* ENTRIES PROVIDED:
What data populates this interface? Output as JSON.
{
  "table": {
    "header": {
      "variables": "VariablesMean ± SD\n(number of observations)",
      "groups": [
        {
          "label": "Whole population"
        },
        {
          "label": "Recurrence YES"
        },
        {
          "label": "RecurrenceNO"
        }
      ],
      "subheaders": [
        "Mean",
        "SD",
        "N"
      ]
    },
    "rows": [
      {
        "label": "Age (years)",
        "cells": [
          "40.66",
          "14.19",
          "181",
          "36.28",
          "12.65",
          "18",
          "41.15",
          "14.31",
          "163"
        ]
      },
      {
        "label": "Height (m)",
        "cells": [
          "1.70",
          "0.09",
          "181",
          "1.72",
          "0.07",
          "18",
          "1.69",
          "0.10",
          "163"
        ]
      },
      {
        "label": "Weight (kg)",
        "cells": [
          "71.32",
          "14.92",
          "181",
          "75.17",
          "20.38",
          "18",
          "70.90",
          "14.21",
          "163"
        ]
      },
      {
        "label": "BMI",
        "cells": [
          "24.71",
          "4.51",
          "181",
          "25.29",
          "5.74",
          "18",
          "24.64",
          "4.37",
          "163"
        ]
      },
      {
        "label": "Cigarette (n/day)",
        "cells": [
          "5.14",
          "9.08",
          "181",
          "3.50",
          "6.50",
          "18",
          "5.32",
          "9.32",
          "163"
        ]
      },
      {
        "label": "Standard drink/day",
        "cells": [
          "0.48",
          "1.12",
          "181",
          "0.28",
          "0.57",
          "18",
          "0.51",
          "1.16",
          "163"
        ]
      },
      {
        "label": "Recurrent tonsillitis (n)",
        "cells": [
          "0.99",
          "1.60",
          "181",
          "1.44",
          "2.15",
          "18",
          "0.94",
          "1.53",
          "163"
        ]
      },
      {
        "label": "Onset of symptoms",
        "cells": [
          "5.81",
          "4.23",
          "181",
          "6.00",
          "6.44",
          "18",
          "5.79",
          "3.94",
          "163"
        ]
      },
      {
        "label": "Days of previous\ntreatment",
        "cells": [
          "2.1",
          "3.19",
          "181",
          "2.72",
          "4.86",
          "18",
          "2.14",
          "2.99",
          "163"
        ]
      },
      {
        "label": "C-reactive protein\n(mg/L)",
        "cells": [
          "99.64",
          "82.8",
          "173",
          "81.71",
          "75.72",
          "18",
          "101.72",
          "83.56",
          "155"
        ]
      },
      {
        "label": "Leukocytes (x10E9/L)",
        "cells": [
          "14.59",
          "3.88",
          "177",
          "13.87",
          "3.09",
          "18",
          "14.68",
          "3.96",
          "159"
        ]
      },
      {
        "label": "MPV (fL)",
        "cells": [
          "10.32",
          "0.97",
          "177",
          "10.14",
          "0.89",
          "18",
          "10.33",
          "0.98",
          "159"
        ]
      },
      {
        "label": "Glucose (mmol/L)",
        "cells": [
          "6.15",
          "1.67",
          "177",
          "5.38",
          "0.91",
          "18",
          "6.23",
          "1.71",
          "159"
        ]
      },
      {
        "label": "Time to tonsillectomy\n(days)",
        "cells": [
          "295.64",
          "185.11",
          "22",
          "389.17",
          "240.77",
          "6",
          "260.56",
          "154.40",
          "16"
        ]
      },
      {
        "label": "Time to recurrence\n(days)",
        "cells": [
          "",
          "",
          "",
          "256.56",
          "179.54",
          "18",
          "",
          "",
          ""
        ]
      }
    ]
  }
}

* TASK REQUIREMENTS:
Check each line of the listing above. Copy it if it holds the string "Time".

* SOLVED EXERCISE:
        "label": "Time to tonsillectomy\n(days)",
        "label": "Time to recurrence\n(days)",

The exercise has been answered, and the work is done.